What you are asked to do:
All lines featuring the string "JSON" are to be listed.

Provided material:
- - -

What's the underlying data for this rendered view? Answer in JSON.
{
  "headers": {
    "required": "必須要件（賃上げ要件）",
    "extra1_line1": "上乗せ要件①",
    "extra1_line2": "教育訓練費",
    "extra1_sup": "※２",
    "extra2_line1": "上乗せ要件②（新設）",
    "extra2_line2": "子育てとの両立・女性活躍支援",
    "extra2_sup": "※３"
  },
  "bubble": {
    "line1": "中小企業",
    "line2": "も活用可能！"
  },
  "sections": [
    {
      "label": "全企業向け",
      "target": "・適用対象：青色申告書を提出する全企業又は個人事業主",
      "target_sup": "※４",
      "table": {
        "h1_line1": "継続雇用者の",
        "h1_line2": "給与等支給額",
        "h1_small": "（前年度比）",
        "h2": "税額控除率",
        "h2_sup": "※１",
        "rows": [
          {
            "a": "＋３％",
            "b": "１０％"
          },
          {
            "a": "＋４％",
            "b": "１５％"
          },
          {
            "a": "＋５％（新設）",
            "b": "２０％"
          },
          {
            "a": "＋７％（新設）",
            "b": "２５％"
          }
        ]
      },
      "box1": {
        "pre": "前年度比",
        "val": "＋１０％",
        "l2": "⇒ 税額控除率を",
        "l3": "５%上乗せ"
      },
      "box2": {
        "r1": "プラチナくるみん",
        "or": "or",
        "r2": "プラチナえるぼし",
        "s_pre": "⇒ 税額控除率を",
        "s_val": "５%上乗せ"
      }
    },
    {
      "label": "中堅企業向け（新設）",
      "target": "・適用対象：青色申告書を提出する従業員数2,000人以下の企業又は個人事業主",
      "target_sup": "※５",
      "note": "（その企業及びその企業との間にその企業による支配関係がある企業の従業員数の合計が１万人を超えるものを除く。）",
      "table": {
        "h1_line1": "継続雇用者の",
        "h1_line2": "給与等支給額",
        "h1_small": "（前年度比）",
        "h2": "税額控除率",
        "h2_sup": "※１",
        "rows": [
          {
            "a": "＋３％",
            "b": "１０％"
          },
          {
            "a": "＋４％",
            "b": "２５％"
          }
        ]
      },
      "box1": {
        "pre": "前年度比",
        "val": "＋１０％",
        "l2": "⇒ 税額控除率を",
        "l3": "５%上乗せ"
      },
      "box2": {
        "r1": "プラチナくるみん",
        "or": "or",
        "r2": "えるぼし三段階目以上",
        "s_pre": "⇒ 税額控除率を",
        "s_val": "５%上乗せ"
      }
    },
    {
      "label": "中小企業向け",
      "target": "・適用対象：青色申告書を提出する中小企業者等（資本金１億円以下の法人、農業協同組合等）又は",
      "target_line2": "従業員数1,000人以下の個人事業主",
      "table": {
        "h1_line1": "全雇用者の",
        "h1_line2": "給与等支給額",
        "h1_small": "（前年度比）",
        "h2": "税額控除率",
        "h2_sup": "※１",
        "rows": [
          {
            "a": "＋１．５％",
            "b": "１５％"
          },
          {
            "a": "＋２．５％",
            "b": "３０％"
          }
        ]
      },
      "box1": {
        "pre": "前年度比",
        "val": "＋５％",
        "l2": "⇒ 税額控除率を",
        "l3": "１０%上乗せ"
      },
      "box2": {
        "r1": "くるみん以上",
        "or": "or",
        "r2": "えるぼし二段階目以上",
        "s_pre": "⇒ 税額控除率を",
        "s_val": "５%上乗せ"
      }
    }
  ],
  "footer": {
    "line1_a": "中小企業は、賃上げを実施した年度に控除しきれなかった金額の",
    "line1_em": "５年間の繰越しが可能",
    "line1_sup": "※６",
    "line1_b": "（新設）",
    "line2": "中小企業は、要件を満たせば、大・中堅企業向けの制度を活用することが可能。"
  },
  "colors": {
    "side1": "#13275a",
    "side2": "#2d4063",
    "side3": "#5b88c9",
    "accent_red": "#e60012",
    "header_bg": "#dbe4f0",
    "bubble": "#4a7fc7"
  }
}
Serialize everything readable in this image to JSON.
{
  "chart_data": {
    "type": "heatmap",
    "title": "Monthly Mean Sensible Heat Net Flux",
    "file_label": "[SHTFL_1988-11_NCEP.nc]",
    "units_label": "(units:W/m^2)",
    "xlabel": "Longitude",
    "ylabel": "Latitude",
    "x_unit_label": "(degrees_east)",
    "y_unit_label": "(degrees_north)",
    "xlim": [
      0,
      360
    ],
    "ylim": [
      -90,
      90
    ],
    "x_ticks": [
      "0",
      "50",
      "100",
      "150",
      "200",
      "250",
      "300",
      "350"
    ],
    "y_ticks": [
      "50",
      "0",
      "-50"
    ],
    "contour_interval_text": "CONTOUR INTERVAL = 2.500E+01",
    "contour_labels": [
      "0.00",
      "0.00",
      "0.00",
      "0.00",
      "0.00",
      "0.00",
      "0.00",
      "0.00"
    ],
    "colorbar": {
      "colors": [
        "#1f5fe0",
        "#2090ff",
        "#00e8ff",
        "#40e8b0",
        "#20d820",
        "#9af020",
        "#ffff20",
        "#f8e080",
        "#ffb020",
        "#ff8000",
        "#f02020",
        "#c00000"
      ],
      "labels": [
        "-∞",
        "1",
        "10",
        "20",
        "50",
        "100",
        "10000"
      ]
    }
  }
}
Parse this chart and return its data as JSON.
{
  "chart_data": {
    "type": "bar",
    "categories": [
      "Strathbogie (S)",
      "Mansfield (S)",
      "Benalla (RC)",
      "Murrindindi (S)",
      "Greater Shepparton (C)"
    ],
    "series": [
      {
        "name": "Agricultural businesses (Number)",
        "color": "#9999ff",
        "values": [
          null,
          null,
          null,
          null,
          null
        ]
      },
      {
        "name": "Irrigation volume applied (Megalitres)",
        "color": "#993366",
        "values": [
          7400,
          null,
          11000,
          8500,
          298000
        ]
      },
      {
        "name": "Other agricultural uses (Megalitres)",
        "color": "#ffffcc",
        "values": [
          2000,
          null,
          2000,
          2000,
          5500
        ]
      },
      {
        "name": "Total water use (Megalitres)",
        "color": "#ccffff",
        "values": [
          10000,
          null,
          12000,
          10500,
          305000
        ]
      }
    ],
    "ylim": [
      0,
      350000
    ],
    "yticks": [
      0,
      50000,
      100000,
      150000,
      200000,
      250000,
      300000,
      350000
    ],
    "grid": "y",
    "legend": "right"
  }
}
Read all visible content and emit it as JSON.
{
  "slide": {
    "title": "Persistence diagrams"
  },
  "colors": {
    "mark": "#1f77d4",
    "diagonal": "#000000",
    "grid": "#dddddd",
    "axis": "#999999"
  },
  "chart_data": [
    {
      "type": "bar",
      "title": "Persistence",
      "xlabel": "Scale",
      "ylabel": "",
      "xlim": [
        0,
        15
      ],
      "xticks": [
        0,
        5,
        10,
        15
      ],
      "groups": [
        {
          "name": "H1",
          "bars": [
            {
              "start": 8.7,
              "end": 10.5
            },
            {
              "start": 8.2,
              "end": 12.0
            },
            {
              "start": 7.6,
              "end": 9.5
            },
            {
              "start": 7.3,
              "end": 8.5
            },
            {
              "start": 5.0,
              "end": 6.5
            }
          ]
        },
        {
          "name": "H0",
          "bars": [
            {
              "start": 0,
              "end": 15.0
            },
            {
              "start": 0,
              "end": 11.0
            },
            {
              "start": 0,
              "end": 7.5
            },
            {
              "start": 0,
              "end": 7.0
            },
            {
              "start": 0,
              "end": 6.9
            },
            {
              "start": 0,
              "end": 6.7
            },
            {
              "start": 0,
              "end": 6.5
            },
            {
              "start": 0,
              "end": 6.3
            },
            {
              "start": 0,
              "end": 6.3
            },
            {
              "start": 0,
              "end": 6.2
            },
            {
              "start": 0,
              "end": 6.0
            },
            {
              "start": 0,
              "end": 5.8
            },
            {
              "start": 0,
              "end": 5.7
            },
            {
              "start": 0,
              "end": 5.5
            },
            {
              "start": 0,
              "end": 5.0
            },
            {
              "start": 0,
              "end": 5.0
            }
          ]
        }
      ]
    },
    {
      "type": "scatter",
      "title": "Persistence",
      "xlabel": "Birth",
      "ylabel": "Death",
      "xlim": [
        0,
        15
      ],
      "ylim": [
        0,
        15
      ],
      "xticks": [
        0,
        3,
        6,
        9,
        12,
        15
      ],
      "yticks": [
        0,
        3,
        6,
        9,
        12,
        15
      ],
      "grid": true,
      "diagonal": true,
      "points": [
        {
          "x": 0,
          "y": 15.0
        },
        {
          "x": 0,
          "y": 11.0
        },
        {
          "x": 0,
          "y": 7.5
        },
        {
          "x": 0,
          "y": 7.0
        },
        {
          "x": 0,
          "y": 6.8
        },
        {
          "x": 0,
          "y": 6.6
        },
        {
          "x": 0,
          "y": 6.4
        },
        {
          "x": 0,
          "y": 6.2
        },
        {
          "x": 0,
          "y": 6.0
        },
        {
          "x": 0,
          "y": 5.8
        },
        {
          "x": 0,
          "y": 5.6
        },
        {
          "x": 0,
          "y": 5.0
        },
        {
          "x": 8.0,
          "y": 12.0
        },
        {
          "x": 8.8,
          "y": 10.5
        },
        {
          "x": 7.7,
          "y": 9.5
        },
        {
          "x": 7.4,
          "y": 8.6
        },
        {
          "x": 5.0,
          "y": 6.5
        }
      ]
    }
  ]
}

- - -

Task answer:
What's the underlying data for this rendered view? Answer in JSON.
Serialize everything readable in this image to JSON.
Parse this chart and return its data as JSON.
Read all visible content and emit it as JSON.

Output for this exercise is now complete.